THE EXERCISE:
Every line of the records below should be restated exactly.

****************************************

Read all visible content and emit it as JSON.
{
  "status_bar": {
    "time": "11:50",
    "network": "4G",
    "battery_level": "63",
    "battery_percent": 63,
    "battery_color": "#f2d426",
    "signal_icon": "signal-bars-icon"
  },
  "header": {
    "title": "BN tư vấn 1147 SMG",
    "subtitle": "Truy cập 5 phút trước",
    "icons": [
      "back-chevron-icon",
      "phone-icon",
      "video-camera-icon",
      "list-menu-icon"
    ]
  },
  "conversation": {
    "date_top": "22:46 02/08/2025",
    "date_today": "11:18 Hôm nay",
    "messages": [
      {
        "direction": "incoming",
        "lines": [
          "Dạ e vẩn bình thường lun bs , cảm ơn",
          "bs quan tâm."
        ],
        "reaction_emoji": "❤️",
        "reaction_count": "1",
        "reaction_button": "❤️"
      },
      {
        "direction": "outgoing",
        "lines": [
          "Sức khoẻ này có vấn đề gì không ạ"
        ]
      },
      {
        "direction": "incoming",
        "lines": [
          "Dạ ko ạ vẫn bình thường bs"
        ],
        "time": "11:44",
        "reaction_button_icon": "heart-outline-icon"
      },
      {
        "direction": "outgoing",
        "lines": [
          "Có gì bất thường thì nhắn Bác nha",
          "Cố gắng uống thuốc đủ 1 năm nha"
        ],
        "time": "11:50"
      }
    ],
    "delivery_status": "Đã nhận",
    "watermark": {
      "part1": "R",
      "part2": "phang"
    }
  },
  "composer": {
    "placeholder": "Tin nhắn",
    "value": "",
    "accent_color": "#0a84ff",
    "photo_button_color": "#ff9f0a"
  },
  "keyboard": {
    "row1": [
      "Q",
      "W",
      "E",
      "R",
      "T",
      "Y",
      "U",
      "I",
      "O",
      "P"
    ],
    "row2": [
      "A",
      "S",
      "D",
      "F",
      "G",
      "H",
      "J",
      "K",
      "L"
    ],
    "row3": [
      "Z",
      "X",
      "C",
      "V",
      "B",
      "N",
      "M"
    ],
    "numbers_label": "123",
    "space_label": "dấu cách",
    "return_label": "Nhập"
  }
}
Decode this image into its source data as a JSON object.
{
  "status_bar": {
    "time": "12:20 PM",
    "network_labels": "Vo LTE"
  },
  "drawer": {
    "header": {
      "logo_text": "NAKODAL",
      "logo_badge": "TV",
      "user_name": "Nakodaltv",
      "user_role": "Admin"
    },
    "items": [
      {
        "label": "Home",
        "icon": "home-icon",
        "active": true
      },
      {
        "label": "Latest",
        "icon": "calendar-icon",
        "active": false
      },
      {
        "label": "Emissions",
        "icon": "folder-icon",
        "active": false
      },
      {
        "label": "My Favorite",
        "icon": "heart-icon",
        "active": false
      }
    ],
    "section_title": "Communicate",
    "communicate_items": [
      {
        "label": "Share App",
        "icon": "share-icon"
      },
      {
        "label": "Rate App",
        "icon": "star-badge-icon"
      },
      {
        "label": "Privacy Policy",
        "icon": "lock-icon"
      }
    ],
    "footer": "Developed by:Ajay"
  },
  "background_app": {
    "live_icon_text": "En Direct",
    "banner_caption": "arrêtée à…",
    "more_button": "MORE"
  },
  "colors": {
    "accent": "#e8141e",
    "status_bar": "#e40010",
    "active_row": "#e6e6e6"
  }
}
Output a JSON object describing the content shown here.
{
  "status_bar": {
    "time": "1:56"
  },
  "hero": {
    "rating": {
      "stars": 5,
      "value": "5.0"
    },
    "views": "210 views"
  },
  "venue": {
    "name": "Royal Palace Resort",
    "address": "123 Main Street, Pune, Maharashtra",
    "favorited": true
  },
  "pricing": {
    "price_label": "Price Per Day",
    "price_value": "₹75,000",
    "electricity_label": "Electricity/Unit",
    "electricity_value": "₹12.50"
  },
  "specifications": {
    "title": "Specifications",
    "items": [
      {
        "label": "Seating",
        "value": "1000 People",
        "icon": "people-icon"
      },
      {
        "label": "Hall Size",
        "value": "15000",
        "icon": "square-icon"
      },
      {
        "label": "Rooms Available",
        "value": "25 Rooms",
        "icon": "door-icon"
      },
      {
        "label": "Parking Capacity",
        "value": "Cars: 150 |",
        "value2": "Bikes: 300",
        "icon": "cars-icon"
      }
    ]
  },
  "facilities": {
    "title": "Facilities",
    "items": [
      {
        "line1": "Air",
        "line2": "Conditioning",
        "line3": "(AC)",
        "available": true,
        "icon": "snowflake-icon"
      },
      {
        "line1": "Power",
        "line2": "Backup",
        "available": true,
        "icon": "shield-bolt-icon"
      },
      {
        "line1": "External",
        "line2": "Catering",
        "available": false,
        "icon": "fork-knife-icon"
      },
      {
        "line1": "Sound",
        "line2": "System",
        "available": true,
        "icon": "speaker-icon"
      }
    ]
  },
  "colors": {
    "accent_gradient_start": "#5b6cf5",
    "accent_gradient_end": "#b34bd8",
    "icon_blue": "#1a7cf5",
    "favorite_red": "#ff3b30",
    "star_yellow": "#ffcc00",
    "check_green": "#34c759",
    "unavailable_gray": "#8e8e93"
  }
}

****************************************

EXERCISE RESPONSE:
Read all visible content and emit it as JSON.
{
  "status_bar": {
    "time": "11:50",
    "network": "4G",
    "battery_level": "63",
    "battery_percent": 63,
    "battery_color": "#f2d426",
    "signal_icon": "signal-bars-icon"
  },
  "header": {
    "title": "BN tư vấn 1147 SMG",
    "subtitle": "Truy cập 5 phút trước",
    "icons": [
      "back-chevron-icon",
      "phone-icon",
      "video-camera-icon",
      "list-menu-icon"
    ]
  },
  "conversation": {
    "date_top": "22:46 02/08/2025",
    "date_today": "11:18 Hôm nay",
    "messages": [
      {
        "direction": "incoming",
        "lines": [
          "Dạ e vẩn bình thường lun bs , cảm ơn",
          "bs quan tâm."
        ],
        "reaction_emoji": "❤️",
        "reaction_count": "1",
        "reaction_button": "❤️"
      },
      {
        "direction": "outgoing",
        "lines": [
          "Sức khoẻ này có vấn đề gì không ạ"
        ]
      },
      {
        "direction": "incoming",
        "lines": [
          "Dạ ko ạ vẫn bình thường bs"
        ],
        "time": "11:44",
        "reaction_button_icon": "heart-outline-icon"
      },
      {
        "direction": "outgoing",
        "lines": [
          "Có gì bất thường thì nhắn Bác nha",
          "Cố gắng uống thuốc đủ 1 năm nha"
        ],
        "time": "11:50"
      }
    ],
    "delivery_status": "Đã nhận",
    "watermark": {
      "part1": "R",
      "part2": "phang"
    }
  },
  "composer": {
    "placeholder": "Tin nhắn",
    "value": "",
    "accent_color": "#0a84ff",
    "photo_button_color": "#ff9f0a"
  },
  "keyboard": {
    "row1": [
      "Q",
      "W",
      "E",
      "R",
      "T",
      "Y",
      "U",
      "I",
      "O",
      "P"
    ],
    "row2": [
      "A",
      "S",
      "D",
      "F",
      "G",
      "H",
      "J",
      "K",
      "L"
    ],
    "row3": [
      "Z",
      "X",
      "C",
      "V",
      "B",
      "N",
      "M"
    ],
    "numbers_label": "123",
    "space_label": "dấu cách",
    "return_label": "Nhập"
  }
}
Decode this image into its source data as a JSON object.
{
  "status_bar": {
    "time": "12:20 PM",
    "network_labels": "Vo LTE"
  },
  "drawer": {
    "header": {
      "logo_text": "NAKODAL",
      "logo_badge": "TV",
      "user_name": "Nakodaltv",
      "user_role": "Admin"
    },
    "items": [
      {
        "label": "Home",
        "icon": "home-icon",
        "active": true
      },
      {
        "label": "Latest",
        "icon": "calendar-icon",
        "active": false
      },
      {
        "label": "Emissions",
        "icon": "folder-icon",
        "active": false
      },
      {
        "label": "My Favorite",
        "icon": "heart-icon",
        "active": false
      }
    ],
    "section_title": "Communicate",
    "communicate_items": [
      {
        "label": "Share App",
        "icon": "share-icon"
      },
      {
        "label": "Rate App",
        "icon": "star-badge-icon"
      },
      {
        "label": "Privacy Policy",
        "icon": "lock-icon"
      }
    ],
    "footer": "Developed by:Ajay"
  },
  "background_app": {
    "live_icon_text": "En Direct",
    "banner_caption": "arrêtée à…",
    "more_button": "MORE"
  },
  "colors": {
    "accent": "#e8141e",
    "status_bar": "#e40010",
    "active_row": "#e6e6e6"
  }
}
Output a JSON object describing the content shown here.
{
  "status_bar": {
    "time": "1:56"
  },
  "hero": {
    "rating": {
      "stars": 5,
      "value": "5.0"
    },
    "views": "210 views"
  },
  "venue": {
    "name": "Royal Palace Resort",
    "address": "123 Main Street, Pune, Maharashtra",
    "favorited": true
  },
  "pricing": {
    "price_label": "Price Per Day",
    "price_value": "₹75,000",
    "electricity_label": "Electricity/Unit",
    "electricity_value": "₹12.50"
  },
  "specifications": {
    "title": "Specifications",
    "items": [
      {
        "label": "Seating",
        "value": "1000 People",
        "icon": "people-icon"
      },
      {
        "label": "Hall Size",
        "value": "15000",
        "icon": "square-icon"
      },
      {
        "label": "Rooms Available",
        "value": "25 Rooms",
        "icon": "door-icon"
      },
      {
        "label": "Parking Capacity",
        "value": "Cars: 150 |",
        "value2": "Bikes: 300",
        "icon": "cars-icon"
      }
    ]
  },
  "facilities": {
    "title": "Facilities",
    "items": [
      {
        "line1": "Air",
        "line2": "Conditioning",
        "line3": "(AC)",
        "available": true,
        "icon": "snowflake-icon"
      },
      {
        "line1": "Power",
        "line2": "Backup",
        "available": true,
        "icon": "shield-bolt-icon"
      },
      {
        "line1": "External",
        "line2": "Catering",
        "available": false,
        "icon": "fork-knife-icon"
      },
      {
        "line1": "Sound",
        "line2": "System",
        "available": true,
        "icon": "speaker-icon"
      }
    ]
  },
  "colors": {
    "accent_gradient_start": "#5b6cf5",
    "accent_gradient_end": "#b34bd8",
    "icon_blue": "#1a7cf5",
    "favorite_red": "#ff3b30",
    "star_yellow": "#ffcc00",
    "check_green": "#34c759",
    "unavailable_gray": "#8e8e93"
  }
}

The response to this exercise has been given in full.